* _What you are asked to do_
Word for word, quote all of the material, omitting the pictures.
--- start of Records provided ---
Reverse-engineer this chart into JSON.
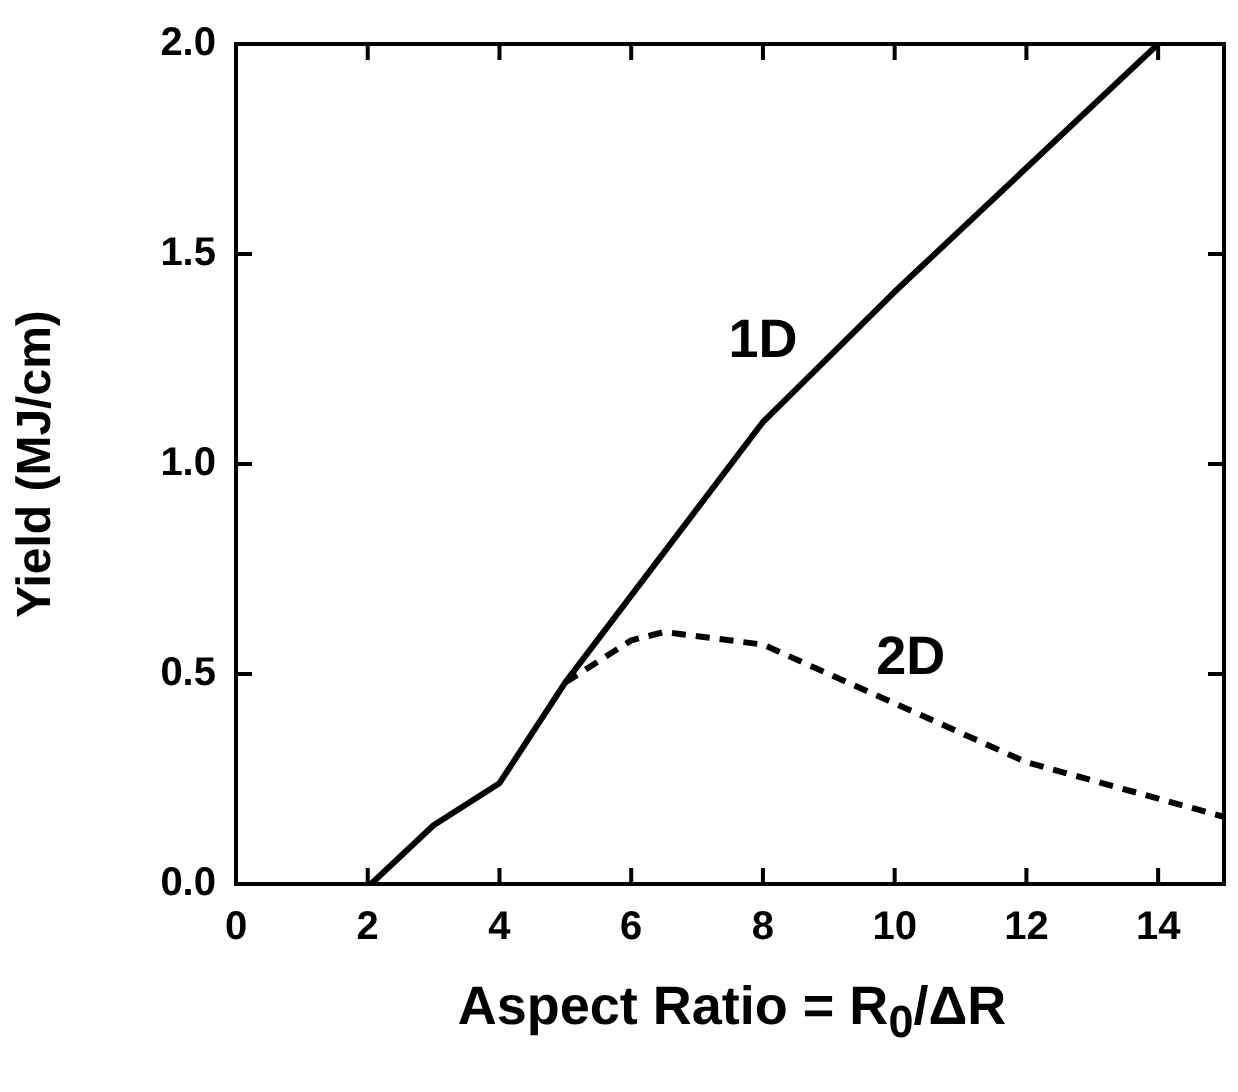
{
  "chart_data": {
    "type": "line",
    "xlabel": "Aspect Ratio = R$_{0}$/ΔR",
    "ylabel": "Yield (MJ/cm)",
    "xlim": [
      0,
      15
    ],
    "xticks": [
      0,
      2,
      4,
      6,
      8,
      10,
      12,
      14
    ],
    "ylim": [
      0,
      2
    ],
    "yticks": [
      {
        "value": 0,
        "label": "0.0"
      },
      {
        "value": 0.5,
        "label": "0.5"
      },
      {
        "value": 1,
        "label": "1.0"
      },
      {
        "value": 1.5,
        "label": "1.5"
      },
      {
        "value": 2,
        "label": "2.0"
      }
    ],
    "grid": false,
    "legend": false,
    "marker": "none",
    "series": [
      {
        "name": "1D",
        "color": "#000000",
        "line_style": "solid",
        "x": [
          2.05,
          3,
          4,
          5,
          8,
          10,
          14
        ],
        "values": [
          0,
          0.14,
          0.24,
          0.48,
          1.1,
          1.41,
          2.0
        ]
      },
      {
        "name": "2D",
        "color": "#000000",
        "line_style": "dashed",
        "x": [
          5,
          6,
          6.5,
          8,
          10,
          12,
          15
        ],
        "values": [
          0.48,
          0.58,
          0.6,
          0.57,
          0.43,
          0.29,
          0.16
        ]
      }
    ]
  }
}
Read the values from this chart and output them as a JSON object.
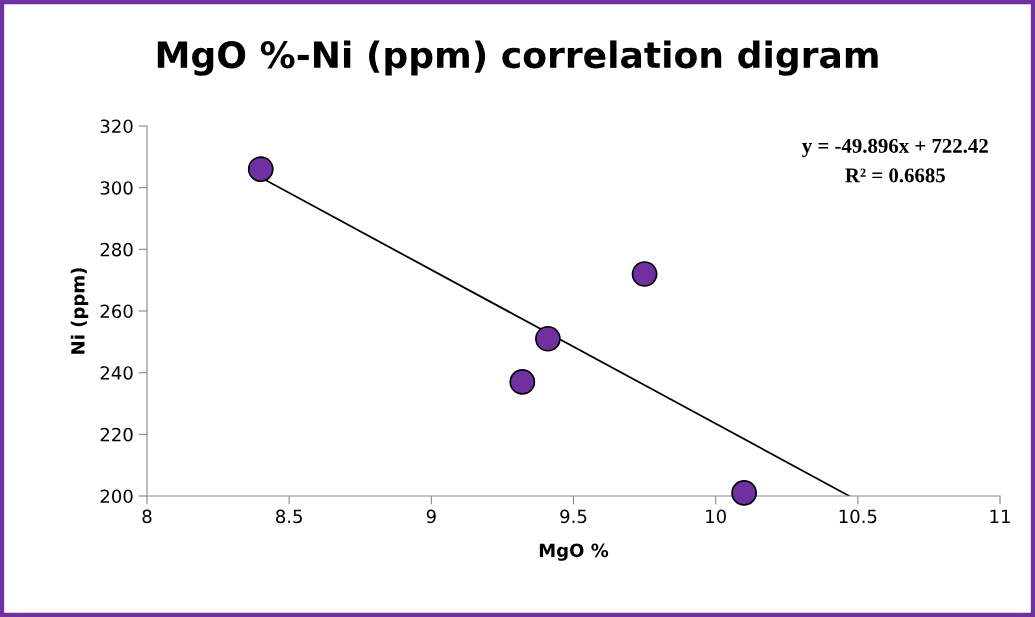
{
  "chart_data": {
    "type": "scatter",
    "title": "MgO %-Ni (ppm) correlation digram",
    "xlabel": "MgO %",
    "ylabel": "Ni (ppm)",
    "xlim": [
      8,
      11
    ],
    "xticks": [
      8,
      8.5,
      9,
      9.5,
      10,
      10.5,
      11
    ],
    "ylim": [
      200,
      320
    ],
    "yticks": [
      200,
      220,
      240,
      260,
      280,
      300,
      320
    ],
    "grid": false,
    "legend": false,
    "series": [
      {
        "marker": "circle",
        "color": "#7030a0",
        "x": [
          8.4,
          9.75,
          9.41,
          9.32,
          10.1
        ],
        "values": [
          306,
          272,
          251,
          237,
          201
        ]
      },
      {
        "type": "line",
        "color": "#000000",
        "x": [
          8.4,
          10.47
        ],
        "values": [
          303.3,
          200.0
        ]
      }
    ],
    "annotations": [
      "y = -49.896x + 722.42",
      "R² = 0.6685"
    ]
  }
}
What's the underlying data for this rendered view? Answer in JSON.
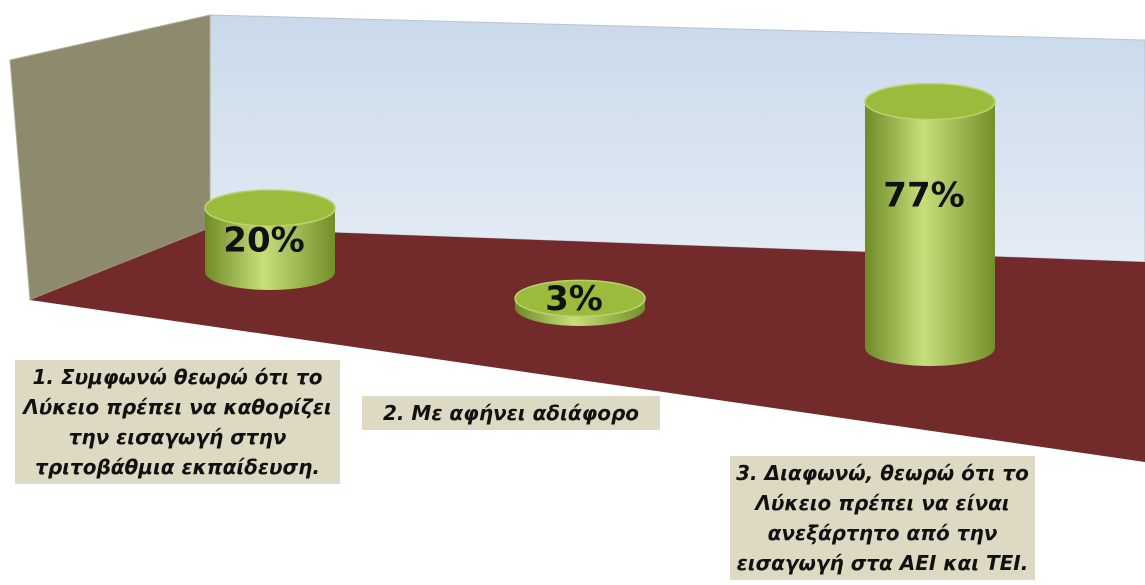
{
  "chart_data": {
    "type": "bar",
    "categories": [
      "1. Συμφωνώ θεωρώ ότι το Λύκειο πρέπει να καθορίζει την εισαγωγή στην τριτοβάθμια εκπαίδευση.",
      "2. Με αφήνει αδιάφορο",
      "3. Διαφωνώ, θεωρώ ότι το Λύκειο πρέπει να είναι ανεξάρτητο από την εισαγωγή στα ΑΕΙ και ΤΕΙ."
    ],
    "values": [
      20,
      3,
      77
    ],
    "value_labels": [
      "20%",
      "3%",
      "77%"
    ],
    "color": "#9bbb3c"
  }
}
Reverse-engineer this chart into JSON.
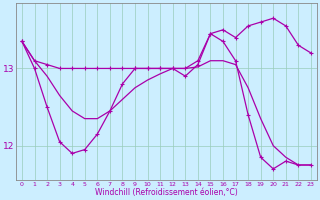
{
  "xlabel": "Windchill (Refroidissement éolien,°C)",
  "hours": [
    0,
    1,
    2,
    3,
    4,
    5,
    6,
    7,
    8,
    9,
    10,
    11,
    12,
    13,
    14,
    15,
    16,
    17,
    18,
    19,
    20,
    21,
    22,
    23
  ],
  "temp": [
    13.35,
    13.1,
    13.05,
    13.0,
    13.0,
    13.0,
    13.0,
    13.0,
    13.0,
    13.0,
    13.0,
    13.0,
    13.0,
    13.0,
    13.1,
    13.45,
    13.5,
    13.4,
    13.55,
    13.6,
    13.65,
    13.55,
    13.3,
    13.2
  ],
  "windchill": [
    13.35,
    13.0,
    12.5,
    12.05,
    11.9,
    11.95,
    12.15,
    12.45,
    12.8,
    13.0,
    13.0,
    13.0,
    13.0,
    12.9,
    13.05,
    13.45,
    13.35,
    13.1,
    12.4,
    11.85,
    11.7,
    11.8,
    11.75,
    11.75
  ],
  "interp_line": [
    13.35,
    13.1,
    12.9,
    12.65,
    12.45,
    12.35,
    12.35,
    12.45,
    12.6,
    12.75,
    12.85,
    12.93,
    13.0,
    13.0,
    13.02,
    13.1,
    13.1,
    13.05,
    12.75,
    12.35,
    12.0,
    11.85,
    11.75,
    11.75
  ],
  "ylim_min": 11.55,
  "ylim_max": 13.85,
  "yticks": [
    12,
    13
  ],
  "xtick_labels": [
    "0",
    "1",
    "2",
    "3",
    "4",
    "5",
    "6",
    "7",
    "8",
    "9",
    "10",
    "11",
    "12",
    "13",
    "14",
    "15",
    "16",
    "17",
    "18",
    "19",
    "20",
    "21",
    "22",
    "23"
  ],
  "line_color": "#aa00aa",
  "bg_color": "#cceeff",
  "grid_color": "#99ccbb",
  "markersize": 3,
  "linewidth": 0.9,
  "tick_fontsize": 4.5,
  "xlabel_fontsize": 5.5
}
--- end of Records provided ---
* _Output for this task_
Reverse-engineer this chart into JSON.
{
  "chart_data": {
    "type": "line",
    "xlabel": "Aspect Ratio = R$_{0}$/ΔR",
    "ylabel": "Yield (MJ/cm)",
    "xlim": [
      0,
      15
    ],
    "xticks": [
      0,
      2,
      4,
      6,
      8,
      10,
      12,
      14
    ],
    "ylim": [
      0,
      2
    ],
    "yticks": [
      {
        "value": 0,
        "label": "0.0"
      },
      {
        "value": 0.5,
        "label": "0.5"
      },
      {
        "value": 1,
        "label": "1.0"
      },
      {
        "value": 1.5,
        "label": "1.5"
      },
      {
        "value": 2,
        "label": "2.0"
      }
    ],
    "grid": false,
    "legend": false,
    "marker": "none",
    "series": [
      {
        "name": "1D",
        "color": "#000000",
        "line_style": "solid",
        "x": [
          2.05,
          3,
          4,
          5,
          8,
          10,
          14
        ],
        "values": [
          0,
          0.14,
          0.24,
          0.48,
          1.1,
          1.41,
          2.0
        ]
      },
      {
        "name": "2D",
        "color": "#000000",
        "line_style": "dashed",
        "x": [
          5,
          6,
          6.5,
          8,
          10,
          12,
          15
        ],
        "values": [
          0.48,
          0.58,
          0.6,
          0.57,
          0.43,
          0.29,
          0.16
        ]
      }
    ]
  }
}
Read the values from this chart and output them as a JSON object.
{
  "chart_data": {
    "type": "scatter",
    "title": "MgO %-Ni (ppm) correlation digram",
    "xlabel": "MgO %",
    "ylabel": "Ni (ppm)",
    "xlim": [
      8,
      11
    ],
    "xticks": [
      8,
      8.5,
      9,
      9.5,
      10,
      10.5,
      11
    ],
    "ylim": [
      200,
      320
    ],
    "yticks": [
      200,
      220,
      240,
      260,
      280,
      300,
      320
    ],
    "grid": false,
    "legend": false,
    "series": [
      {
        "marker": "circle",
        "color": "#7030a0",
        "x": [
          8.4,
          9.75,
          9.41,
          9.32,
          10.1
        ],
        "values": [
          306,
          272,
          251,
          237,
          201
        ]
      },
      {
        "type": "line",
        "color": "#000000",
        "x": [
          8.4,
          10.47
        ],
        "values": [
          303.3,
          200.0
        ]
      }
    ],
    "annotations": [
      "y = -49.896x + 722.42",
      "R² = 0.6685"
    ]
  }
}
What's the underlying data for this rendered view? Answer in JSON.
{
  "chart_data": {
    "type": "bar",
    "categories": [
      "1. Συμφωνώ θεωρώ ότι το Λύκειο πρέπει να καθορίζει την εισαγωγή στην τριτοβάθμια εκπαίδευση.",
      "2. Με αφήνει αδιάφορο",
      "3. Διαφωνώ, θεωρώ ότι το Λύκειο πρέπει να είναι ανεξάρτητο από την εισαγωγή στα ΑΕΙ και ΤΕΙ."
    ],
    "values": [
      20,
      3,
      77
    ],
    "value_labels": [
      "20%",
      "3%",
      "77%"
    ],
    "color": "#9bbb3c"
  }
}
Reverse-engineer this chart into JSON.
{
  "xlabel": "Windchill (Refroidissement éolien,°C)",
  "hours": [
    0,
    1,
    2,
    3,
    4,
    5,
    6,
    7,
    8,
    9,
    10,
    11,
    12,
    13,
    14,
    15,
    16,
    17,
    18,
    19,
    20,
    21,
    22,
    23
  ],
  "temp": [
    13.35,
    13.1,
    13.05,
    13.0,
    13.0,
    13.0,
    13.0,
    13.0,
    13.0,
    13.0,
    13.0,
    13.0,
    13.0,
    13.0,
    13.1,
    13.45,
    13.5,
    13.4,
    13.55,
    13.6,
    13.65,
    13.55,
    13.3,
    13.2
  ],
  "windchill": [
    13.35,
    13.0,
    12.5,
    12.05,
    11.9,
    11.95,
    12.15,
    12.45,
    12.8,
    13.0,
    13.0,
    13.0,
    13.0,
    12.9,
    13.05,
    13.45,
    13.35,
    13.1,
    12.4,
    11.85,
    11.7,
    11.8,
    11.75,
    11.75
  ],
  "interp_line": [
    13.35,
    13.1,
    12.9,
    12.65,
    12.45,
    12.35,
    12.35,
    12.45,
    12.6,
    12.75,
    12.85,
    12.93,
    13.0,
    13.0,
    13.02,
    13.1,
    13.1,
    13.05,
    12.75,
    12.35,
    12.0,
    11.85,
    11.75,
    11.75
  ],
  "ylim_min": 11.55,
  "ylim_max": 13.85,
  "yticks": [
    12,
    13
  ],
  "xtick_labels": [
    "0",
    "1",
    "2",
    "3",
    "4",
    "5",
    "6",
    "7",
    "8",
    "9",
    "10",
    "11",
    "12",
    "13",
    "14",
    "15",
    "16",
    "17",
    "18",
    "19",
    "20",
    "21",
    "22",
    "23"
  ],
  "line_color": "#aa00aa",
  "bg_color": "#cceeff",
  "grid_color": "#99ccbb",
  "markersize": 3,
  "linewidth": 0.9,
  "tick_fontsize": 4.5,
  "xlabel_fontsize": 5.5
}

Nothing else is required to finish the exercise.